EXERCISE DIRECTIONS:
Return all of the data exactly as written, without the pictures.

Stored data:
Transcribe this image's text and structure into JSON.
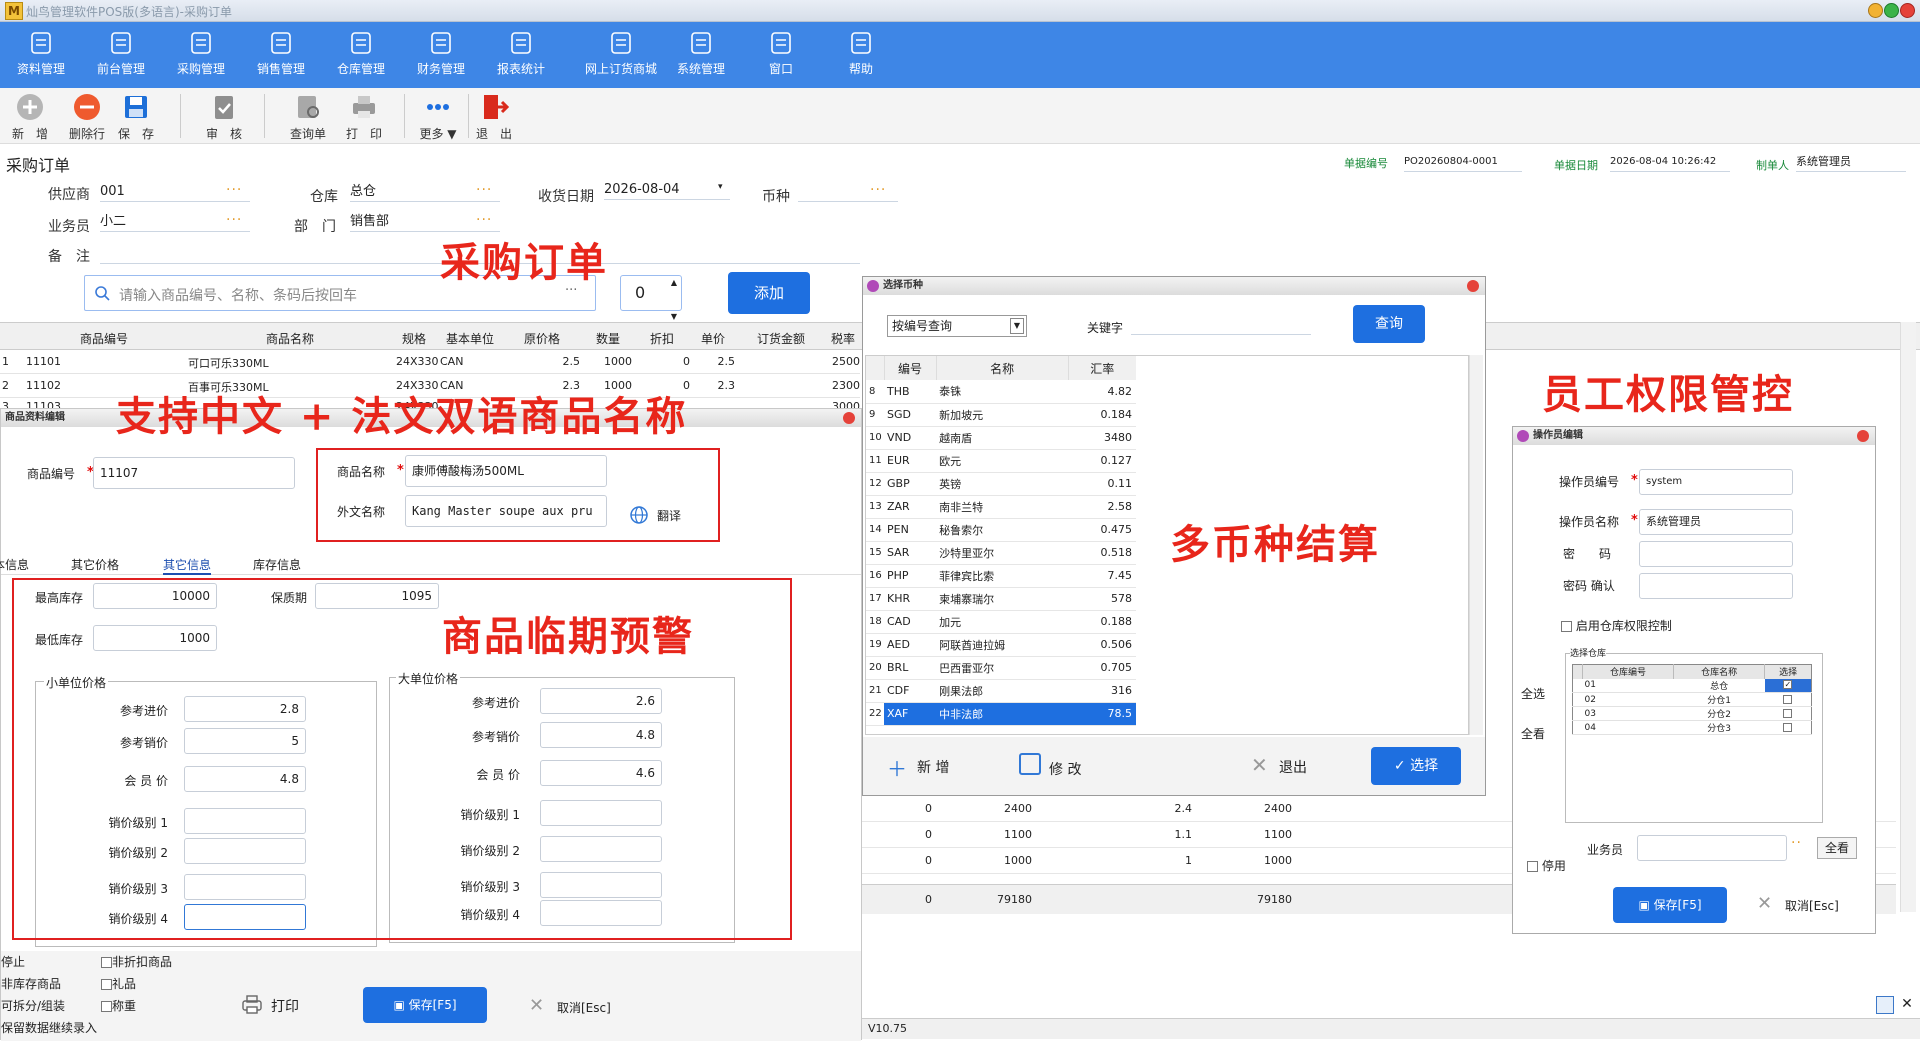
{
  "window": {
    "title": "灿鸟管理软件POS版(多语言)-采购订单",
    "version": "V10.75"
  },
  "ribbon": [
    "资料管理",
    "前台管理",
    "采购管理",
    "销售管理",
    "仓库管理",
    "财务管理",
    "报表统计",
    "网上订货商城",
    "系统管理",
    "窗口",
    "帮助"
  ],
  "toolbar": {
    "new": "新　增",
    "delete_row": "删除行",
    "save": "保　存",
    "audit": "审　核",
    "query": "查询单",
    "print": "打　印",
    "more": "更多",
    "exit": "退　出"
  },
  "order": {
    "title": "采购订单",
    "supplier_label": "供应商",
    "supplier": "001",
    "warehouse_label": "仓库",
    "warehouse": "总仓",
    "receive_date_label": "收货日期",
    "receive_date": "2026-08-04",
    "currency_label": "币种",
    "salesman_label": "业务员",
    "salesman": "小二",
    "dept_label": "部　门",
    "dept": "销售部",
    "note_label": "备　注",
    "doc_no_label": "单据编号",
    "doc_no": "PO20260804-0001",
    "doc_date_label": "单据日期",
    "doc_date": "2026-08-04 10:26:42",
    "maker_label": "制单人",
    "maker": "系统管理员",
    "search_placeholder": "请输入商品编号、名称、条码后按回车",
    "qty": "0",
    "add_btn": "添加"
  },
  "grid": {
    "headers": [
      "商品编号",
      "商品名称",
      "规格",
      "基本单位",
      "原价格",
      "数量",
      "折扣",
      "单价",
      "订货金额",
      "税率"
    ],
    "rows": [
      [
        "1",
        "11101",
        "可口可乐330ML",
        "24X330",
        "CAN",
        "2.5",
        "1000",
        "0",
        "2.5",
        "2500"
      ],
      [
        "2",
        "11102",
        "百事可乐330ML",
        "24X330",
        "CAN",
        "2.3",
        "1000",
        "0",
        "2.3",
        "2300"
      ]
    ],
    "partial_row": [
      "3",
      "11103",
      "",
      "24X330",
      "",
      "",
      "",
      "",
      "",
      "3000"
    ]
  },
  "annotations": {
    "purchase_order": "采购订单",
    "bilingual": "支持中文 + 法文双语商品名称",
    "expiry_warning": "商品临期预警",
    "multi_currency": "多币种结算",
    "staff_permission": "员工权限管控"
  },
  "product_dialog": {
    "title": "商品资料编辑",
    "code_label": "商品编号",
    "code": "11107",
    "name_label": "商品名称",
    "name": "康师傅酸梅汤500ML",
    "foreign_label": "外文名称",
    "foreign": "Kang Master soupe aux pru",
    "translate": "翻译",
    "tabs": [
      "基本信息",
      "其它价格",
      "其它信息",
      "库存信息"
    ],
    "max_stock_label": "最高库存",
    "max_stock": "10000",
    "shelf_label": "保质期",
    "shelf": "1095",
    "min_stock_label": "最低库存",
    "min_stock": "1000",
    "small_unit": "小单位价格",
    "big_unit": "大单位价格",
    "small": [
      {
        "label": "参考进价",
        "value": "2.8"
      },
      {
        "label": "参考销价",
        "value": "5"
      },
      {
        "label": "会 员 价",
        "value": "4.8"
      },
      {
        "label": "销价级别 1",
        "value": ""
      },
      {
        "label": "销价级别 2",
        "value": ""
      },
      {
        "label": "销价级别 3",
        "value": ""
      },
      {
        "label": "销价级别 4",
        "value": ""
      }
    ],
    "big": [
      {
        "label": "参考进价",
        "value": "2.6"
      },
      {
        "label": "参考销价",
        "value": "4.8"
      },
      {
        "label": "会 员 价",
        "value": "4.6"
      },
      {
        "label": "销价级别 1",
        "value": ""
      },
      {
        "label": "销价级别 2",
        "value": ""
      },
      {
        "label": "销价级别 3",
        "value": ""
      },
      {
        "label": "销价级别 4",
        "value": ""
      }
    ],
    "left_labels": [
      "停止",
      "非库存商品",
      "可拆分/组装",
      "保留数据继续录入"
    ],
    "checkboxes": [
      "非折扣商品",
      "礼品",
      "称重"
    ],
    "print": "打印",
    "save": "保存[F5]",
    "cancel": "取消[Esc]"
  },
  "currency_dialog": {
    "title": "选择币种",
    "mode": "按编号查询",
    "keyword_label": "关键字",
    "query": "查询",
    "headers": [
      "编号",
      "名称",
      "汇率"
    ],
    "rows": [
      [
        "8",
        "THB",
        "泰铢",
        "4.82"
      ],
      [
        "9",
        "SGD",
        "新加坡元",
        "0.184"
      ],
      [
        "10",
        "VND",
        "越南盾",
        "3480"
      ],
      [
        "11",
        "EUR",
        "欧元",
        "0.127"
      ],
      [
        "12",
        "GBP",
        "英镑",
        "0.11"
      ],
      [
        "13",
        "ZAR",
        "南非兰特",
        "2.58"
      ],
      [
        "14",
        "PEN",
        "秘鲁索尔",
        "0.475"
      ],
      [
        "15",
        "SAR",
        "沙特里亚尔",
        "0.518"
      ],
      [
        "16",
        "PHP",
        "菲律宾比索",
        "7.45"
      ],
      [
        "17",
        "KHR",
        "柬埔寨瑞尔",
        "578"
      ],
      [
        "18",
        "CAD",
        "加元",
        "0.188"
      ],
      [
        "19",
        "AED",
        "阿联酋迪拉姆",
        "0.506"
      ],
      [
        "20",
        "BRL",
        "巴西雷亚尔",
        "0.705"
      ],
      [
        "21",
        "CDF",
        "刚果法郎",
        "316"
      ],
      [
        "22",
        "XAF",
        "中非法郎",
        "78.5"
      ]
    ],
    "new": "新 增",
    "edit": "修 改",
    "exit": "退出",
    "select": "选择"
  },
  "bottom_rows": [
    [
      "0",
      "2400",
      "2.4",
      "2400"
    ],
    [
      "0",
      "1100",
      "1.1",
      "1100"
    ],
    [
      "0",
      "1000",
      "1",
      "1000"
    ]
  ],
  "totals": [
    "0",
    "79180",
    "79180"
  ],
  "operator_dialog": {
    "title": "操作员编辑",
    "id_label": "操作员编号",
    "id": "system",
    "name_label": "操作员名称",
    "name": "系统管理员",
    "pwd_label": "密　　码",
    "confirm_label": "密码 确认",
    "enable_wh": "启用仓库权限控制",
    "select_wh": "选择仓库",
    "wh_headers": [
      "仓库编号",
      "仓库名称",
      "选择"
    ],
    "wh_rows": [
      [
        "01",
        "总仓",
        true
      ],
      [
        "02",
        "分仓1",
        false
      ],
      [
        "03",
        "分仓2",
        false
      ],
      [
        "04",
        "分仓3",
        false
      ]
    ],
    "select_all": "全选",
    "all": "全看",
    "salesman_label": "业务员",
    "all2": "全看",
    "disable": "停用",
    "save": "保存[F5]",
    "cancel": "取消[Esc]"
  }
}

OUTPUT FOR THIS EXERCISE:
Transcribe this image's text and structure into JSON.
{
  "window": {
    "title": "灿鸟管理软件POS版(多语言)-采购订单",
    "version": "V10.75"
  },
  "ribbon": [
    "资料管理",
    "前台管理",
    "采购管理",
    "销售管理",
    "仓库管理",
    "财务管理",
    "报表统计",
    "网上订货商城",
    "系统管理",
    "窗口",
    "帮助"
  ],
  "toolbar": {
    "new": "新　增",
    "delete_row": "删除行",
    "save": "保　存",
    "audit": "审　核",
    "query": "查询单",
    "print": "打　印",
    "more": "更多",
    "exit": "退　出"
  },
  "order": {
    "title": "采购订单",
    "supplier_label": "供应商",
    "supplier": "001",
    "warehouse_label": "仓库",
    "warehouse": "总仓",
    "receive_date_label": "收货日期",
    "receive_date": "2026-08-04",
    "currency_label": "币种",
    "salesman_label": "业务员",
    "salesman": "小二",
    "dept_label": "部　门",
    "dept": "销售部",
    "note_label": "备　注",
    "doc_no_label": "单据编号",
    "doc_no": "PO20260804-0001",
    "doc_date_label": "单据日期",
    "doc_date": "2026-08-04 10:26:42",
    "maker_label": "制单人",
    "maker": "系统管理员",
    "search_placeholder": "请输入商品编号、名称、条码后按回车",
    "qty": "0",
    "add_btn": "添加"
  },
  "grid": {
    "headers": [
      "商品编号",
      "商品名称",
      "规格",
      "基本单位",
      "原价格",
      "数量",
      "折扣",
      "单价",
      "订货金额",
      "税率"
    ],
    "rows": [
      [
        "1",
        "11101",
        "可口可乐330ML",
        "24X330",
        "CAN",
        "2.5",
        "1000",
        "0",
        "2.5",
        "2500"
      ],
      [
        "2",
        "11102",
        "百事可乐330ML",
        "24X330",
        "CAN",
        "2.3",
        "1000",
        "0",
        "2.3",
        "2300"
      ]
    ],
    "partial_row": [
      "3",
      "11103",
      "",
      "24X330",
      "",
      "",
      "",
      "",
      "",
      "3000"
    ]
  },
  "annotations": {
    "purchase_order": "采购订单",
    "bilingual": "支持中文 + 法文双语商品名称",
    "expiry_warning": "商品临期预警",
    "multi_currency": "多币种结算",
    "staff_permission": "员工权限管控"
  },
  "product_dialog": {
    "title": "商品资料编辑",
    "code_label": "商品编号",
    "code": "11107",
    "name_label": "商品名称",
    "name": "康师傅酸梅汤500ML",
    "foreign_label": "外文名称",
    "foreign": "Kang Master soupe aux pru",
    "translate": "翻译",
    "tabs": [
      "基本信息",
      "其它价格",
      "其它信息",
      "库存信息"
    ],
    "max_stock_label": "最高库存",
    "max_stock": "10000",
    "shelf_label": "保质期",
    "shelf": "1095",
    "min_stock_label": "最低库存",
    "min_stock": "1000",
    "small_unit": "小单位价格",
    "big_unit": "大单位价格",
    "small": [
      {
        "label": "参考进价",
        "value": "2.8"
      },
      {
        "label": "参考销价",
        "value": "5"
      },
      {
        "label": "会 员 价",
        "value": "4.8"
      },
      {
        "label": "销价级别 1",
        "value": ""
      },
      {
        "label": "销价级别 2",
        "value": ""
      },
      {
        "label": "销价级别 3",
        "value": ""
      },
      {
        "label": "销价级别 4",
        "value": ""
      }
    ],
    "big": [
      {
        "label": "参考进价",
        "value": "2.6"
      },
      {
        "label": "参考销价",
        "value": "4.8"
      },
      {
        "label": "会 员 价",
        "value": "4.6"
      },
      {
        "label": "销价级别 1",
        "value": ""
      },
      {
        "label": "销价级别 2",
        "value": ""
      },
      {
        "label": "销价级别 3",
        "value": ""
      },
      {
        "label": "销价级别 4",
        "value": ""
      }
    ],
    "left_labels": [
      "停止",
      "非库存商品",
      "可拆分/组装",
      "保留数据继续录入"
    ],
    "checkboxes": [
      "非折扣商品",
      "礼品",
      "称重"
    ],
    "print": "打印",
    "save": "保存[F5]",
    "cancel": "取消[Esc]"
  },
  "currency_dialog": {
    "title": "选择币种",
    "mode": "按编号查询",
    "keyword_label": "关键字",
    "query": "查询",
    "headers": [
      "编号",
      "名称",
      "汇率"
    ],
    "rows": [
      [
        "8",
        "THB",
        "泰铢",
        "4.82"
      ],
      [
        "9",
        "SGD",
        "新加坡元",
        "0.184"
      ],
      [
        "10",
        "VND",
        "越南盾",
        "3480"
      ],
      [
        "11",
        "EUR",
        "欧元",
        "0.127"
      ],
      [
        "12",
        "GBP",
        "英镑",
        "0.11"
      ],
      [
        "13",
        "ZAR",
        "南非兰特",
        "2.58"
      ],
      [
        "14",
        "PEN",
        "秘鲁索尔",
        "0.475"
      ],
      [
        "15",
        "SAR",
        "沙特里亚尔",
        "0.518"
      ],
      [
        "16",
        "PHP",
        "菲律宾比索",
        "7.45"
      ],
      [
        "17",
        "KHR",
        "柬埔寨瑞尔",
        "578"
      ],
      [
        "18",
        "CAD",
        "加元",
        "0.188"
      ],
      [
        "19",
        "AED",
        "阿联酋迪拉姆",
        "0.506"
      ],
      [
        "20",
        "BRL",
        "巴西雷亚尔",
        "0.705"
      ],
      [
        "21",
        "CDF",
        "刚果法郎",
        "316"
      ],
      [
        "22",
        "XAF",
        "中非法郎",
        "78.5"
      ]
    ],
    "new": "新 增",
    "edit": "修 改",
    "exit": "退出",
    "select": "选择"
  },
  "bottom_rows": [
    [
      "0",
      "2400",
      "2.4",
      "2400"
    ],
    [
      "0",
      "1100",
      "1.1",
      "1100"
    ],
    [
      "0",
      "1000",
      "1",
      "1000"
    ]
  ],
  "totals": [
    "0",
    "79180",
    "79180"
  ],
  "operator_dialog": {
    "title": "操作员编辑",
    "id_label": "操作员编号",
    "id": "system",
    "name_label": "操作员名称",
    "name": "系统管理员",
    "pwd_label": "密　　码",
    "confirm_label": "密码 确认",
    "enable_wh": "启用仓库权限控制",
    "select_wh": "选择仓库",
    "wh_headers": [
      "仓库编号",
      "仓库名称",
      "选择"
    ],
    "wh_rows": [
      [
        "01",
        "总仓",
        true
      ],
      [
        "02",
        "分仓1",
        false
      ],
      [
        "03",
        "分仓2",
        false
      ],
      [
        "04",
        "分仓3",
        false
      ]
    ],
    "select_all": "全选",
    "all": "全看",
    "salesman_label": "业务员",
    "all2": "全看",
    "disable": "停用",
    "save": "保存[F5]",
    "cancel": "取消[Esc]"
  }
}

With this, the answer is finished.